Task to carry out:
Set down each record below precisely, skipping the pictures.

----

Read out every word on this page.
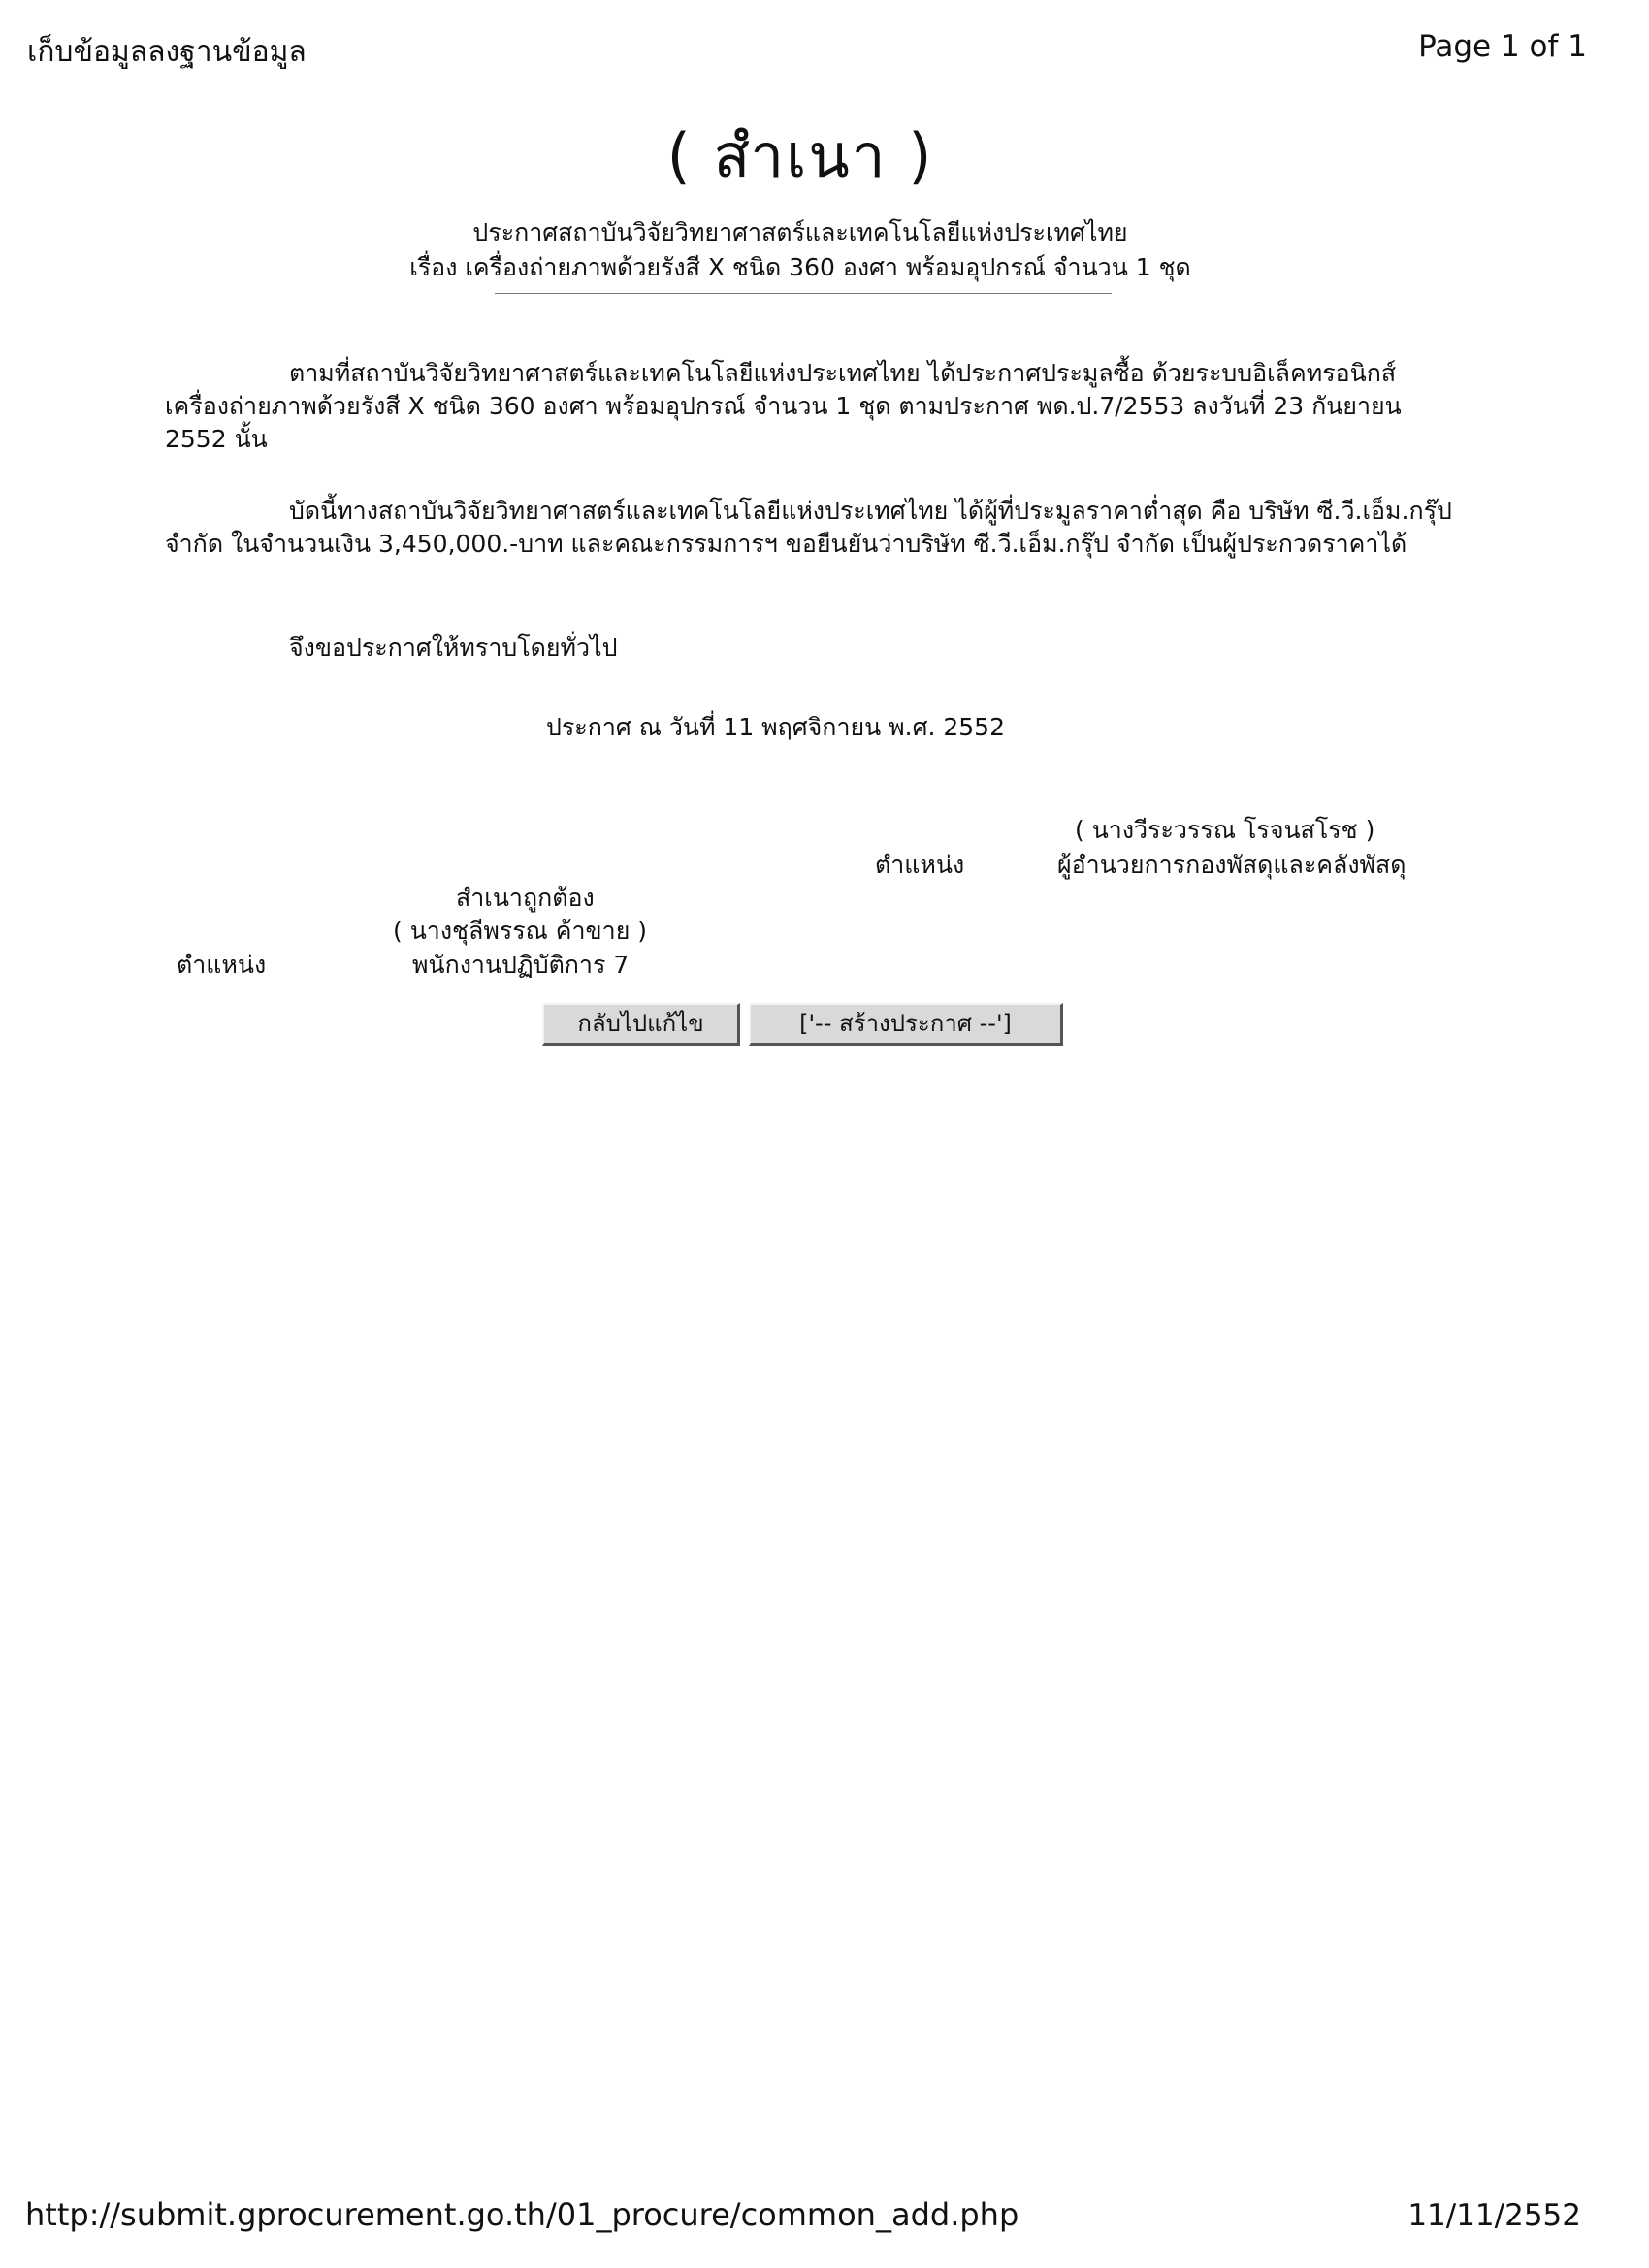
เก็บข้อมูลลงฐานข้อมูล	Page 1 of 1
( สำเนา )
ประกาศสถาบันวิจัยวิทยาศาสตร์และเทคโนโลยีแห่งประเทศไทย
เรื่อง เครื่องถ่ายภาพด้วยรังสี X ชนิด 360 องศา พร้อมอุปกรณ์ จำนวน 1 ชุด
ตามที่สถาบันวิจัยวิทยาศาสตร์และเทคโนโลยีแห่งประเทศไทย ได้ประกาศประมูลซื้อ ด้วยระบบอิเล็คทรอนิกส์ เครื่องถ่ายภาพด้วยรังสี X ชนิด 360 องศา พร้อมอุปกรณ์ จำนวน 1 ชุด ตามประกาศ พด.ป.7/2553 ลงวันที่ 23 กันยายน 2552 นั้น
บัดนี้ทางสถาบันวิจัยวิทยาศาสตร์และเทคโนโลยีแห่งประเทศไทย ได้ผู้ที่ประมูลราคาต่ำสุด คือ บริษัท ซี.วี.เอ็ม.กรุ๊ป จำกัด ในจำนวนเงิน 3,450,000.-บาท และคณะกรรมการฯ ขอยืนยันว่าบริษัท ซี.วี.เอ็ม.กรุ๊ป จำกัด เป็นผู้ประกวดราคาได้
จึงขอประกาศให้ทราบโดยทั่วไป
ประกาศ ณ วันที่ 11 พฤศจิกายน พ.ศ. 2552
( นางวีระวรรณ โรจนสโรช )
ตำแหน่ง	ผู้อำนวยการกองพัสดุและคลังพัสดุ
สำเนาถูกต้อง
( นางชุลีพรรณ ค้าขาย )
ตำแหน่ง	พนักงานปฏิบัติการ 7
กลับไปแก้ไข	['-- สร้างประกาศ --']
http://submit.gprocurement.go.th/01_procure/common_add.php	11/11/2552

----

Reply to the task:
Read out every word on this page.
เก็บข้อมูลลงฐานข้อมูล	Page 1 of 1
( สำเนา )
ประกาศสถาบันวิจัยวิทยาศาสตร์และเทคโนโลยีแห่งประเทศไทย
เรื่อง เครื่องถ่ายภาพด้วยรังสี X ชนิด 360 องศา พร้อมอุปกรณ์ จำนวน 1 ชุด
ตามที่สถาบันวิจัยวิทยาศาสตร์และเทคโนโลยีแห่งประเทศไทย ได้ประกาศประมูลซื้อ ด้วยระบบอิเล็คทรอนิกส์ เครื่องถ่ายภาพด้วยรังสี X ชนิด 360 องศา พร้อมอุปกรณ์ จำนวน 1 ชุด ตามประกาศ พด.ป.7/2553 ลงวันที่ 23 กันยายน 2552 นั้น
บัดนี้ทางสถาบันวิจัยวิทยาศาสตร์และเทคโนโลยีแห่งประเทศไทย ได้ผู้ที่ประมูลราคาต่ำสุด คือ บริษัท ซี.วี.เอ็ม.กรุ๊ป จำกัด ในจำนวนเงิน 3,450,000.-บาท และคณะกรรมการฯ ขอยืนยันว่าบริษัท ซี.วี.เอ็ม.กรุ๊ป จำกัด เป็นผู้ประกวดราคาได้
จึงขอประกาศให้ทราบโดยทั่วไป
ประกาศ ณ วันที่ 11 พฤศจิกายน พ.ศ. 2552
( นางวีระวรรณ โรจนสโรช )
ตำแหน่ง	ผู้อำนวยการกองพัสดุและคลังพัสดุ
สำเนาถูกต้อง
( นางชุลีพรรณ ค้าขาย )
ตำแหน่ง	พนักงานปฏิบัติการ 7
กลับไปแก้ไข	['-- สร้างประกาศ --']
http://submit.gprocurement.go.th/01_procure/common_add.php	11/11/2552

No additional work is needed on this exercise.